**Aim of the task:** Pull out every line below that contains the word "start".

[Collected data entries]

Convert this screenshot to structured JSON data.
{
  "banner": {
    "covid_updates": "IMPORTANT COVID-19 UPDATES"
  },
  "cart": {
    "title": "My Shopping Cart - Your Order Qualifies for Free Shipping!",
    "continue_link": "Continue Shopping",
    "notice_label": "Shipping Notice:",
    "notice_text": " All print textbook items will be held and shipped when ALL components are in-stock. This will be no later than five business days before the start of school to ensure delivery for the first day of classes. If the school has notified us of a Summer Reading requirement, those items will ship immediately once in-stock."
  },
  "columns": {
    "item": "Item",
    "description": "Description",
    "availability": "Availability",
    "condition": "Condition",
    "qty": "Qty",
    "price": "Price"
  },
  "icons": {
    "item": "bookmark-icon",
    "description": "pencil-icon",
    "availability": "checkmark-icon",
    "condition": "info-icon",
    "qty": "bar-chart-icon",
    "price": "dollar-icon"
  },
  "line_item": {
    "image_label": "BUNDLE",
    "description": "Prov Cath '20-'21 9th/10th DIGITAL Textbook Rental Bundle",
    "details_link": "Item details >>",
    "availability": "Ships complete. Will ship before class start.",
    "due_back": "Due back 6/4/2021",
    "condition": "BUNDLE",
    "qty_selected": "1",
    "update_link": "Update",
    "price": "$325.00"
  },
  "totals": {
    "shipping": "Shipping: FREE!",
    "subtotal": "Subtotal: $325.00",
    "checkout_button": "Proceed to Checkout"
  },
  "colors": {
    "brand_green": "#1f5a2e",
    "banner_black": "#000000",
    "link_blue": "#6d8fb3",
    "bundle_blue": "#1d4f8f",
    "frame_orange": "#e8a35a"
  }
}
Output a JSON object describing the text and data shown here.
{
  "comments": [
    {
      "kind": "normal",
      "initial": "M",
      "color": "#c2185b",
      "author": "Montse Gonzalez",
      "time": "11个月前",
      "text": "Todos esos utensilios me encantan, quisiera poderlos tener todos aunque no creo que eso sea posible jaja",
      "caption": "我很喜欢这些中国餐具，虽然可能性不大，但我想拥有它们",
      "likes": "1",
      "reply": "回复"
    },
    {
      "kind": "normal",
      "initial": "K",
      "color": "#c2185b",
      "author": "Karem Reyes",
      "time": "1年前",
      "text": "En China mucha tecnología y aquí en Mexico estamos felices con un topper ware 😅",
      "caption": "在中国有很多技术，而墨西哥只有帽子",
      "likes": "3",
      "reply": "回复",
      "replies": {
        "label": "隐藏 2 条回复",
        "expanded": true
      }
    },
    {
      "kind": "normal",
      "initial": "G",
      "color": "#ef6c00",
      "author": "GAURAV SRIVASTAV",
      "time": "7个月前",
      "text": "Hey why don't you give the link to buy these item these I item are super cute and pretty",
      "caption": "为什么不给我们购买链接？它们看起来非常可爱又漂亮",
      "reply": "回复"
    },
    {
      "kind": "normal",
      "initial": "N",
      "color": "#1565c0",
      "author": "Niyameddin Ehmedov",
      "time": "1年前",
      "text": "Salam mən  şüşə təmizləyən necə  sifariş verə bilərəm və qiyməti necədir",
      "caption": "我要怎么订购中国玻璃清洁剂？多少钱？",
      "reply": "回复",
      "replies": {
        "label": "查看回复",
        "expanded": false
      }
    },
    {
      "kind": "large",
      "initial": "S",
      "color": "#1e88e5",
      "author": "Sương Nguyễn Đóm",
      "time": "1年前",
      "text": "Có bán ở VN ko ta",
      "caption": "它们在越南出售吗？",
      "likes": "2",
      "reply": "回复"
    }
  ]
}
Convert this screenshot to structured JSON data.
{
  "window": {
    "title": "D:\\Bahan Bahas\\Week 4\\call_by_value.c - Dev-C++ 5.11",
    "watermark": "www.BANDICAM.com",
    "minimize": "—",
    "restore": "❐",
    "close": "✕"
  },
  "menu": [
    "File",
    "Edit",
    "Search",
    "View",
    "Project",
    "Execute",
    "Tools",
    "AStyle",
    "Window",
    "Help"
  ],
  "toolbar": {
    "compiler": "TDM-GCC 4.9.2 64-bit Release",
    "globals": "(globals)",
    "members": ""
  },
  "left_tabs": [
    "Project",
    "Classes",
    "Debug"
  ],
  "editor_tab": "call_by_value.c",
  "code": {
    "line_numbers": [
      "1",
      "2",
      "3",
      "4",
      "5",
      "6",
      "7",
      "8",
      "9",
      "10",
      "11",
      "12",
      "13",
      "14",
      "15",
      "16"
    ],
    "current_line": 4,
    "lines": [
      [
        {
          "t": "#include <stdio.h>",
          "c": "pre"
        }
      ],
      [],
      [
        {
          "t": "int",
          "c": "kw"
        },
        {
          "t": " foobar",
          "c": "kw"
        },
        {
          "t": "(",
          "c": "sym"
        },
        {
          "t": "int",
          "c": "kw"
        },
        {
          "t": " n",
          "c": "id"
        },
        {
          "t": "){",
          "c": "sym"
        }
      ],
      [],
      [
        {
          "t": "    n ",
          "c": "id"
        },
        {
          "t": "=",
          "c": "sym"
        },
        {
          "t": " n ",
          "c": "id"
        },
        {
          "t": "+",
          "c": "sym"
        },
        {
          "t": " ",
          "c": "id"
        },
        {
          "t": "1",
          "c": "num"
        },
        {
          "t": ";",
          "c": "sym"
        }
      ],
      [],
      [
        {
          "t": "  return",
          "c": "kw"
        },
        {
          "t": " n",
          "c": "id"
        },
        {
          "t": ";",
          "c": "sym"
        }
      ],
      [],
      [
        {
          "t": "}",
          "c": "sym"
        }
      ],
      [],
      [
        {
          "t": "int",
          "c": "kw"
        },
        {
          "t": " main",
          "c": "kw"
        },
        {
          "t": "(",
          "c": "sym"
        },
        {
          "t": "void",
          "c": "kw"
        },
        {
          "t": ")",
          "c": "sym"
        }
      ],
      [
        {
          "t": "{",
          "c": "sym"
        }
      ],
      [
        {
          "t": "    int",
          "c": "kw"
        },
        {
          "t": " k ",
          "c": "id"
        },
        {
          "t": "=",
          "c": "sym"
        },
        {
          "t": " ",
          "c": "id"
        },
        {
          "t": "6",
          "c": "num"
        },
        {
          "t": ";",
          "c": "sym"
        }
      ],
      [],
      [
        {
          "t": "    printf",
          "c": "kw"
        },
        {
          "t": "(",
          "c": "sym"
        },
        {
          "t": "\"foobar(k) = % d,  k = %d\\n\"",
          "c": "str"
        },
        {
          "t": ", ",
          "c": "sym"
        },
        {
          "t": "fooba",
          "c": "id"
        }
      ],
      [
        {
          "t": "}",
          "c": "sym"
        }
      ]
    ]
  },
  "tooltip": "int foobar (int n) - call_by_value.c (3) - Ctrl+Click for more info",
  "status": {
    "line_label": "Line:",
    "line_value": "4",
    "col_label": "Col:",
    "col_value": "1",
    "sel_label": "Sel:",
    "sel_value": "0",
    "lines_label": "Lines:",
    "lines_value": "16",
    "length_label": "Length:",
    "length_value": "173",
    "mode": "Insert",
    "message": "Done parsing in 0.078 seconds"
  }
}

**Exercise response:**
    "notice_text": " All print textbook items will be held and shipped when ALL components are in-stock. This will be no later than five business days before the start of school to ensure delivery for the first day of classes. If the school has notified us of a Summer Reading requirement, those items will ship immediately once in-stock."
    "availability": "Ships complete. Will ship before class start.",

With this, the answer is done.